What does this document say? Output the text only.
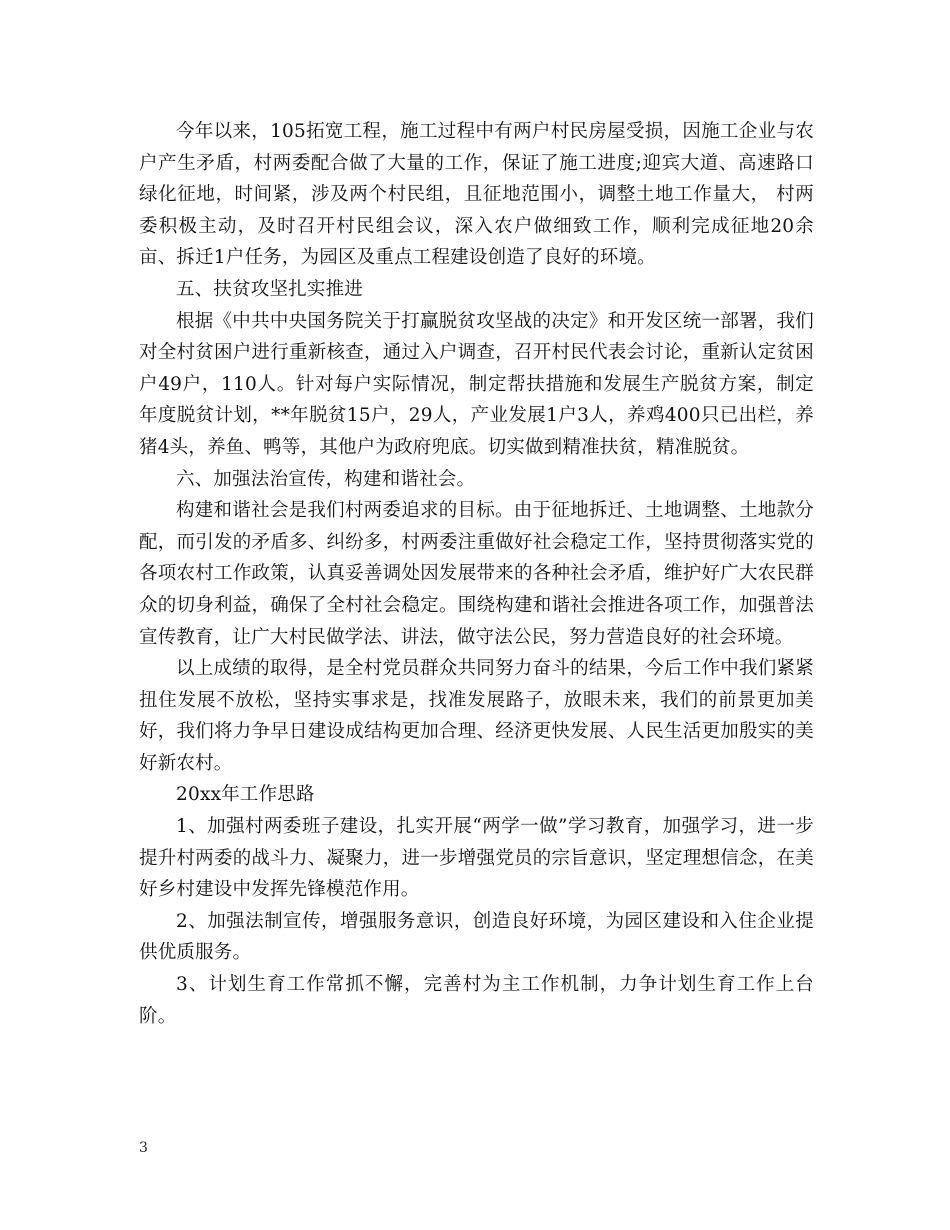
今年以来，105拓宽工程，施工过程中有两户村民房屋受损，因施工企业与农户产生矛盾，村两委配合做了大量的工作，保证了施工进度;迎宾大道、高速路口绿化征地，时间紧，涉及两个村民组，且征地范围小，调整土地工作量大， 村两委积极主动，及时召开村民组会议，深入农户做细致工作，顺利完成征地20余亩、拆迁1户任务，为园区及重点工程建设创造了良好的环境。

五、扶贫攻坚扎实推进

根据《中共中央国务院关于打赢脱贫攻坚战的决定》和开发区统一部署，我们对全村贫困户进行重新核查，通过入户调查，召开村民代表会讨论，重新认定贫困户49户，110人。针对每户实际情况，制定帮扶措施和发展生产脱贫方案，制定年度脱贫计划，**年脱贫15户，29人，产业发展1户3人，养鸡400只已出栏，养猪4头，养鱼、鸭等，其他户为政府兜底。切实做到精准扶贫，精准脱贫。

六、加强法治宣传，构建和谐社会。

构建和谐社会是我们村两委追求的目标。由于征地拆迁、土地调整、土地款分配，而引发的矛盾多、纠纷多，村两委注重做好社会稳定工作，坚持贯彻落实党的各项农村工作政策，认真妥善调处因发展带来的各种社会矛盾，维护好广大农民群众的切身利益，确保了全村社会稳定。围绕构建和谐社会推进各项工作，加强普法宣传教育，让广大村民做学法、讲法，做守法公民，努力营造良好的社会环境。

以上成绩的取得，是全村党员群众共同努力奋斗的结果，今后工作中我们紧紧扭住发展不放松，坚持实事求是，找准发展路子，放眼未来，我们的前景更加美好，我们将力争早日建设成结构更加合理、经济更快发展、人民生活更加殷实的美好新农村。

20xx年工作思路

1、加强村两委班子建设，扎实开展“两学一做”学习教育，加强学习，进一步提升村两委的战斗力、凝聚力，进一步增强党员的宗旨意识，坚定理想信念，在美好乡村建设中发挥先锋模范作用。

2、加强法制宣传，增强服务意识，创造良好环境，为园区建设和入住企业提供优质服务。

3、计划生育工作常抓不懈，完善村为主工作机制，力争计划生育工作上台阶。

3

§ **SET PROBLEM**:
Give back each entry exactly as it appears, with no pictures.

§ **EXPECTED ANSWER**:
What does this document say? Output the text only.
今年以来，105拓宽工程，施工过程中有两户村民房屋受损，因施工企业与农户产生矛盾，村两委配合做了大量的工作，保证了施工进度;迎宾大道、高速路口绿化征地，时间紧，涉及两个村民组，且征地范围小，调整土地工作量大， 村两委积极主动，及时召开村民组会议，深入农户做细致工作，顺利完成征地20余亩、拆迁1户任务，为园区及重点工程建设创造了良好的环境。

五、扶贫攻坚扎实推进

根据《中共中央国务院关于打赢脱贫攻坚战的决定》和开发区统一部署，我们对全村贫困户进行重新核查，通过入户调查，召开村民代表会讨论，重新认定贫困户49户，110人。针对每户实际情况，制定帮扶措施和发展生产脱贫方案，制定年度脱贫计划，**年脱贫15户，29人，产业发展1户3人，养鸡400只已出栏，养猪4头，养鱼、鸭等，其他户为政府兜底。切实做到精准扶贫，精准脱贫。

六、加强法治宣传，构建和谐社会。

构建和谐社会是我们村两委追求的目标。由于征地拆迁、土地调整、土地款分配，而引发的矛盾多、纠纷多，村两委注重做好社会稳定工作，坚持贯彻落实党的各项农村工作政策，认真妥善调处因发展带来的各种社会矛盾，维护好广大农民群众的切身利益，确保了全村社会稳定。围绕构建和谐社会推进各项工作，加强普法宣传教育，让广大村民做学法、讲法，做守法公民，努力营造良好的社会环境。

以上成绩的取得，是全村党员群众共同努力奋斗的结果，今后工作中我们紧紧扭住发展不放松，坚持实事求是，找准发展路子，放眼未来，我们的前景更加美好，我们将力争早日建设成结构更加合理、经济更快发展、人民生活更加殷实的美好新农村。

20xx年工作思路

1、加强村两委班子建设，扎实开展“两学一做”学习教育，加强学习，进一步提升村两委的战斗力、凝聚力，进一步增强党员的宗旨意识，坚定理想信念，在美好乡村建设中发挥先锋模范作用。

2、加强法制宣传，增强服务意识，创造良好环境，为园区建设和入住企业提供优质服务。

3、计划生育工作常抓不懈，完善村为主工作机制，力争计划生育工作上台阶。

3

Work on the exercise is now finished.